[Figure record extracts]
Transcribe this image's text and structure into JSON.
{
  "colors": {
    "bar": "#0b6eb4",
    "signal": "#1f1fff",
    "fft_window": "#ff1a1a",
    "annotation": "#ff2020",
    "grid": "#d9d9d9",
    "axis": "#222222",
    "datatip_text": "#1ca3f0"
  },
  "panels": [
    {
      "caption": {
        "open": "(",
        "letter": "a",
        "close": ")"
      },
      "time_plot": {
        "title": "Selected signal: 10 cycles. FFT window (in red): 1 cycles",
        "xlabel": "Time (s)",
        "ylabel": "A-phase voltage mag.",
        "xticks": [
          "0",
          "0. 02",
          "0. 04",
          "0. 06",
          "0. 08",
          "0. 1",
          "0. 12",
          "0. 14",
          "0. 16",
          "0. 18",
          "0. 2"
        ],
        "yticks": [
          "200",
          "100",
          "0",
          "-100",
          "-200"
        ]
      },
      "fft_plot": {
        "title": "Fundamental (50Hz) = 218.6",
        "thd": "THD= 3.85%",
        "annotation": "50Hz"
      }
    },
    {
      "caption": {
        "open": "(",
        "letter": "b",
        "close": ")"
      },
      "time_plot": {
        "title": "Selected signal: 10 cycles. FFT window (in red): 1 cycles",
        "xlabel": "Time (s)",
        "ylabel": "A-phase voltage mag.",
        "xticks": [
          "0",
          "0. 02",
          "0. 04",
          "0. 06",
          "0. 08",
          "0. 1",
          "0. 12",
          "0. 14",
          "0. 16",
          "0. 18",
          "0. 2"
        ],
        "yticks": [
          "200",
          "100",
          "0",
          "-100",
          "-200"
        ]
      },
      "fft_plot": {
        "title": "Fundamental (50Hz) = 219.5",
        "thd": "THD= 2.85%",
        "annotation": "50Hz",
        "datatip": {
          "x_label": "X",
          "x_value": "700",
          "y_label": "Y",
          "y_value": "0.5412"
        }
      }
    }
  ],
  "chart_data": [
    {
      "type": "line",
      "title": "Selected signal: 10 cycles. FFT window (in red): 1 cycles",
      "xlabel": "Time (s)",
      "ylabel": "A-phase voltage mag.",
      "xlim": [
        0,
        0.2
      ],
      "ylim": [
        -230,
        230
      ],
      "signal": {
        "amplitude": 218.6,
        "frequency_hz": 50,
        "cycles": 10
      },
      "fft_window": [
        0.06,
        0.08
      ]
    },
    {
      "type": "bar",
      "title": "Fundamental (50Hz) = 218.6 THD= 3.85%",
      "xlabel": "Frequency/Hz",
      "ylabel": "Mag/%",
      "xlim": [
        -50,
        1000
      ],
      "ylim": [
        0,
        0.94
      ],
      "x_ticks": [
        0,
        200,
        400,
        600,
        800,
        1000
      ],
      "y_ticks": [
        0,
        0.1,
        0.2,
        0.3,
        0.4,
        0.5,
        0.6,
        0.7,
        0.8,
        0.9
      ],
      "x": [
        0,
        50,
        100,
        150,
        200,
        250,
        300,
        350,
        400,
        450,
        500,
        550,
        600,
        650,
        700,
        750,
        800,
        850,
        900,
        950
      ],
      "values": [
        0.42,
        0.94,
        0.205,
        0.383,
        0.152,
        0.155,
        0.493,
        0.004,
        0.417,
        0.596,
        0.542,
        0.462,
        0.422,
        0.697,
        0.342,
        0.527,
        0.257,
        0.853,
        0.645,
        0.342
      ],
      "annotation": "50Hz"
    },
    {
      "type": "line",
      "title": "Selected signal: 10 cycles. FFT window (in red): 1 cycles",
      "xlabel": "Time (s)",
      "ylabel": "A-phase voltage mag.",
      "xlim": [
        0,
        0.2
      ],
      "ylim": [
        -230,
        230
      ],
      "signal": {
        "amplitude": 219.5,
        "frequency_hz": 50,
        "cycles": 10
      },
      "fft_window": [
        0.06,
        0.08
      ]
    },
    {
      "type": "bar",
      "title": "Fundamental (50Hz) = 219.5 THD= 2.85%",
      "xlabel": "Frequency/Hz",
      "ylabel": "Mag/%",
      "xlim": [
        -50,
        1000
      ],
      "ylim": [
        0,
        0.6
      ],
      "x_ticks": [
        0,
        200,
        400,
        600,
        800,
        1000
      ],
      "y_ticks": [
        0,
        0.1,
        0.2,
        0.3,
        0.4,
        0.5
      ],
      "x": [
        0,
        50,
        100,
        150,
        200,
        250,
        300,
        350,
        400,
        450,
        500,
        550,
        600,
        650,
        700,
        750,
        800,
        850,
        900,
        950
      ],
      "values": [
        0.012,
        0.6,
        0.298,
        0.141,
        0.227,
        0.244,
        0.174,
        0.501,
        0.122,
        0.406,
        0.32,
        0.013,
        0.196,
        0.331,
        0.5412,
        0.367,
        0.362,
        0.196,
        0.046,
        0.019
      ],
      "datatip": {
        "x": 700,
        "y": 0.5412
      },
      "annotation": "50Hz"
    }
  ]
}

* TASK OBJECTIVE
Extract every record. Keep wording exact.

* ANSWER FOR THIS EXERCISE
Transcribe this image's text and structure into JSON.
{
  "colors": {
    "bar": "#0b6eb4",
    "signal": "#1f1fff",
    "fft_window": "#ff1a1a",
    "annotation": "#ff2020",
    "grid": "#d9d9d9",
    "axis": "#222222",
    "datatip_text": "#1ca3f0"
  },
  "panels": [
    {
      "caption": {
        "open": "(",
        "letter": "a",
        "close": ")"
      },
      "time_plot": {
        "title": "Selected signal: 10 cycles. FFT window (in red): 1 cycles",
        "xlabel": "Time (s)",
        "ylabel": "A-phase voltage mag.",
        "xticks": [
          "0",
          "0. 02",
          "0. 04",
          "0. 06",
          "0. 08",
          "0. 1",
          "0. 12",
          "0. 14",
          "0. 16",
          "0. 18",
          "0. 2"
        ],
        "yticks": [
          "200",
          "100",
          "0",
          "-100",
          "-200"
        ]
      },
      "fft_plot": {
        "title": "Fundamental (50Hz) = 218.6",
        "thd": "THD= 3.85%",
        "annotation": "50Hz"
      }
    },
    {
      "caption": {
        "open": "(",
        "letter": "b",
        "close": ")"
      },
      "time_plot": {
        "title": "Selected signal: 10 cycles. FFT window (in red): 1 cycles",
        "xlabel": "Time (s)",
        "ylabel": "A-phase voltage mag.",
        "xticks": [
          "0",
          "0. 02",
          "0. 04",
          "0. 06",
          "0. 08",
          "0. 1",
          "0. 12",
          "0. 14",
          "0. 16",
          "0. 18",
          "0. 2"
        ],
        "yticks": [
          "200",
          "100",
          "0",
          "-100",
          "-200"
        ]
      },
      "fft_plot": {
        "title": "Fundamental (50Hz) = 219.5",
        "thd": "THD= 2.85%",
        "annotation": "50Hz",
        "datatip": {
          "x_label": "X",
          "x_value": "700",
          "y_label": "Y",
          "y_value": "0.5412"
        }
      }
    }
  ],
  "chart_data": [
    {
      "type": "line",
      "title": "Selected signal: 10 cycles. FFT window (in red): 1 cycles",
      "xlabel": "Time (s)",
      "ylabel": "A-phase voltage mag.",
      "xlim": [
        0,
        0.2
      ],
      "ylim": [
        -230,
        230
      ],
      "signal": {
        "amplitude": 218.6,
        "frequency_hz": 50,
        "cycles": 10
      },
      "fft_window": [
        0.06,
        0.08
      ]
    },
    {
      "type": "bar",
      "title": "Fundamental (50Hz) = 218.6 THD= 3.85%",
      "xlabel": "Frequency/Hz",
      "ylabel": "Mag/%",
      "xlim": [
        -50,
        1000
      ],
      "ylim": [
        0,
        0.94
      ],
      "x_ticks": [
        0,
        200,
        400,
        600,
        800,
        1000
      ],
      "y_ticks": [
        0,
        0.1,
        0.2,
        0.3,
        0.4,
        0.5,
        0.6,
        0.7,
        0.8,
        0.9
      ],
      "x": [
        0,
        50,
        100,
        150,
        200,
        250,
        300,
        350,
        400,
        450,
        500,
        550,
        600,
        650,
        700,
        750,
        800,
        850,
        900,
        950
      ],
      "values": [
        0.42,
        0.94,
        0.205,
        0.383,
        0.152,
        0.155,
        0.493,
        0.004,
        0.417,
        0.596,
        0.542,
        0.462,
        0.422,
        0.697,
        0.342,
        0.527,
        0.257,
        0.853,
        0.645,
        0.342
      ],
      "annotation": "50Hz"
    },
    {
      "type": "line",
      "title": "Selected signal: 10 cycles. FFT window (in red): 1 cycles",
      "xlabel": "Time (s)",
      "ylabel": "A-phase voltage mag.",
      "xlim": [
        0,
        0.2
      ],
      "ylim": [
        -230,
        230
      ],
      "signal": {
        "amplitude": 219.5,
        "frequency_hz": 50,
        "cycles": 10
      },
      "fft_window": [
        0.06,
        0.08
      ]
    },
    {
      "type": "bar",
      "title": "Fundamental (50Hz) = 219.5 THD= 2.85%",
      "xlabel": "Frequency/Hz",
      "ylabel": "Mag/%",
      "xlim": [
        -50,
        1000
      ],
      "ylim": [
        0,
        0.6
      ],
      "x_ticks": [
        0,
        200,
        400,
        600,
        800,
        1000
      ],
      "y_ticks": [
        0,
        0.1,
        0.2,
        0.3,
        0.4,
        0.5
      ],
      "x": [
        0,
        50,
        100,
        150,
        200,
        250,
        300,
        350,
        400,
        450,
        500,
        550,
        600,
        650,
        700,
        750,
        800,
        850,
        900,
        950
      ],
      "values": [
        0.012,
        0.6,
        0.298,
        0.141,
        0.227,
        0.244,
        0.174,
        0.501,
        0.122,
        0.406,
        0.32,
        0.013,
        0.196,
        0.331,
        0.5412,
        0.367,
        0.362,
        0.196,
        0.046,
        0.019
      ],
      "datatip": {
        "x": 700,
        "y": 0.5412
      },
      "annotation": "50Hz"
    }
  ]
}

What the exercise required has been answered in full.